EXCERPTED RECORDS
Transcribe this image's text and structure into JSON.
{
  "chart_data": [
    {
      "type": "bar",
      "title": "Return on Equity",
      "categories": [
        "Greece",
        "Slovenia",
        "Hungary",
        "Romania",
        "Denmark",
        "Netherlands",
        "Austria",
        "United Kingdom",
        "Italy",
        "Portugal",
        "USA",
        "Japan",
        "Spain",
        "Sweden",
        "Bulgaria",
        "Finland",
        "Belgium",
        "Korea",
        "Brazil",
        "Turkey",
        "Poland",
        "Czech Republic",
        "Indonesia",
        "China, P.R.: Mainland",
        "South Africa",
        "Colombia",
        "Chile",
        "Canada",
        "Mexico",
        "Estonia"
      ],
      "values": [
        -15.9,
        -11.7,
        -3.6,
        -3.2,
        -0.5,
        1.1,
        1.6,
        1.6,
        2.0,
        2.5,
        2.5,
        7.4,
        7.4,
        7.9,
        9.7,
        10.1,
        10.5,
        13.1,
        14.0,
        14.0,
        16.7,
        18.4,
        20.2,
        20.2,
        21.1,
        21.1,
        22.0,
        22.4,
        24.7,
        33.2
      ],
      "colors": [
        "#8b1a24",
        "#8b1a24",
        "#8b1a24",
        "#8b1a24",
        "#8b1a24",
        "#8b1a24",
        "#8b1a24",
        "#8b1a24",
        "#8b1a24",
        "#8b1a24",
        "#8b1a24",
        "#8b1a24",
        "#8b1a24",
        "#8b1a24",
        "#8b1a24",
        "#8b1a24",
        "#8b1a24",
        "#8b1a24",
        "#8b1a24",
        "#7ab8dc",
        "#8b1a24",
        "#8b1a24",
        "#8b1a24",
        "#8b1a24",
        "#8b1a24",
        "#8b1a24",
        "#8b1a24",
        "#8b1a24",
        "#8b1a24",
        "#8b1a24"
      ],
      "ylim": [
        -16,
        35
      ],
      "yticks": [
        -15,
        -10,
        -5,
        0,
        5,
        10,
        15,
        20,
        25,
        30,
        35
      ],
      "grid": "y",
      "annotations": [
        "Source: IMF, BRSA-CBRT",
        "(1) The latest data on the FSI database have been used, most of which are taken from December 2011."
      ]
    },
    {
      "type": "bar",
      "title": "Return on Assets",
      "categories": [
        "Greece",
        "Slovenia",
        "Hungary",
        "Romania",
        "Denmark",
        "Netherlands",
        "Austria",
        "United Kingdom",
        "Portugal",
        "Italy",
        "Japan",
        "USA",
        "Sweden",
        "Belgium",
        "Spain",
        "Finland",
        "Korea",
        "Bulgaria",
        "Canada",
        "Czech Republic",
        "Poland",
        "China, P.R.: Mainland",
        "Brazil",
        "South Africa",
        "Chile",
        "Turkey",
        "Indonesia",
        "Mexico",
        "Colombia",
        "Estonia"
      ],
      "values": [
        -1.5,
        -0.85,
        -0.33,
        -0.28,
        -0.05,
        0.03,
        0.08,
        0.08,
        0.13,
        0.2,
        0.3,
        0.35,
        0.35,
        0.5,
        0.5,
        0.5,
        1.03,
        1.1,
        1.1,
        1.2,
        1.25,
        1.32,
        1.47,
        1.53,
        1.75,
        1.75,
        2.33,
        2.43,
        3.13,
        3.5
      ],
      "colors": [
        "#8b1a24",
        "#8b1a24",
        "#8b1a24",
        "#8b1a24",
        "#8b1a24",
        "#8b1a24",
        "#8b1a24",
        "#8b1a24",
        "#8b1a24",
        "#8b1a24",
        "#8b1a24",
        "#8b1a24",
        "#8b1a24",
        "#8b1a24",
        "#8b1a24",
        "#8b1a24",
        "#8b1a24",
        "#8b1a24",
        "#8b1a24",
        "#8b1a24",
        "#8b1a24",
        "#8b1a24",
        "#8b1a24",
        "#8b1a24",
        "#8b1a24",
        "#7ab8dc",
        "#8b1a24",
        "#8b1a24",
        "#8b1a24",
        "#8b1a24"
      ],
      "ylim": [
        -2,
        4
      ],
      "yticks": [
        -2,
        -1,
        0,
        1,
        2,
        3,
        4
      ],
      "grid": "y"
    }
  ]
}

PROMPT
Copy out all of the records shown above exactly.

TASK RESPONSE
Transcribe this image's text and structure into JSON.
{
  "chart_data": [
    {
      "type": "bar",
      "title": "Return on Equity",
      "categories": [
        "Greece",
        "Slovenia",
        "Hungary",
        "Romania",
        "Denmark",
        "Netherlands",
        "Austria",
        "United Kingdom",
        "Italy",
        "Portugal",
        "USA",
        "Japan",
        "Spain",
        "Sweden",
        "Bulgaria",
        "Finland",
        "Belgium",
        "Korea",
        "Brazil",
        "Turkey",
        "Poland",
        "Czech Republic",
        "Indonesia",
        "China, P.R.: Mainland",
        "South Africa",
        "Colombia",
        "Chile",
        "Canada",
        "Mexico",
        "Estonia"
      ],
      "values": [
        -15.9,
        -11.7,
        -3.6,
        -3.2,
        -0.5,
        1.1,
        1.6,
        1.6,
        2.0,
        2.5,
        2.5,
        7.4,
        7.4,
        7.9,
        9.7,
        10.1,
        10.5,
        13.1,
        14.0,
        14.0,
        16.7,
        18.4,
        20.2,
        20.2,
        21.1,
        21.1,
        22.0,
        22.4,
        24.7,
        33.2
      ],
      "colors": [
        "#8b1a24",
        "#8b1a24",
        "#8b1a24",
        "#8b1a24",
        "#8b1a24",
        "#8b1a24",
        "#8b1a24",
        "#8b1a24",
        "#8b1a24",
        "#8b1a24",
        "#8b1a24",
        "#8b1a24",
        "#8b1a24",
        "#8b1a24",
        "#8b1a24",
        "#8b1a24",
        "#8b1a24",
        "#8b1a24",
        "#8b1a24",
        "#7ab8dc",
        "#8b1a24",
        "#8b1a24",
        "#8b1a24",
        "#8b1a24",
        "#8b1a24",
        "#8b1a24",
        "#8b1a24",
        "#8b1a24",
        "#8b1a24",
        "#8b1a24"
      ],
      "ylim": [
        -16,
        35
      ],
      "yticks": [
        -15,
        -10,
        -5,
        0,
        5,
        10,
        15,
        20,
        25,
        30,
        35
      ],
      "grid": "y",
      "annotations": [
        "Source: IMF, BRSA-CBRT",
        "(1) The latest data on the FSI database have been used, most of which are taken from December 2011."
      ]
    },
    {
      "type": "bar",
      "title": "Return on Assets",
      "categories": [
        "Greece",
        "Slovenia",
        "Hungary",
        "Romania",
        "Denmark",
        "Netherlands",
        "Austria",
        "United Kingdom",
        "Portugal",
        "Italy",
        "Japan",
        "USA",
        "Sweden",
        "Belgium",
        "Spain",
        "Finland",
        "Korea",
        "Bulgaria",
        "Canada",
        "Czech Republic",
        "Poland",
        "China, P.R.: Mainland",
        "Brazil",
        "South Africa",
        "Chile",
        "Turkey",
        "Indonesia",
        "Mexico",
        "Colombia",
        "Estonia"
      ],
      "values": [
        -1.5,
        -0.85,
        -0.33,
        -0.28,
        -0.05,
        0.03,
        0.08,
        0.08,
        0.13,
        0.2,
        0.3,
        0.35,
        0.35,
        0.5,
        0.5,
        0.5,
        1.03,
        1.1,
        1.1,
        1.2,
        1.25,
        1.32,
        1.47,
        1.53,
        1.75,
        1.75,
        2.33,
        2.43,
        3.13,
        3.5
      ],
      "colors": [
        "#8b1a24",
        "#8b1a24",
        "#8b1a24",
        "#8b1a24",
        "#8b1a24",
        "#8b1a24",
        "#8b1a24",
        "#8b1a24",
        "#8b1a24",
        "#8b1a24",
        "#8b1a24",
        "#8b1a24",
        "#8b1a24",
        "#8b1a24",
        "#8b1a24",
        "#8b1a24",
        "#8b1a24",
        "#8b1a24",
        "#8b1a24",
        "#8b1a24",
        "#8b1a24",
        "#8b1a24",
        "#8b1a24",
        "#8b1a24",
        "#8b1a24",
        "#7ab8dc",
        "#8b1a24",
        "#8b1a24",
        "#8b1a24",
        "#8b1a24"
      ],
      "ylim": [
        -2,
        4
      ],
      "yticks": [
        -2,
        -1,
        0,
        1,
        2,
        3,
        4
      ],
      "grid": "y"
    }
  ]
}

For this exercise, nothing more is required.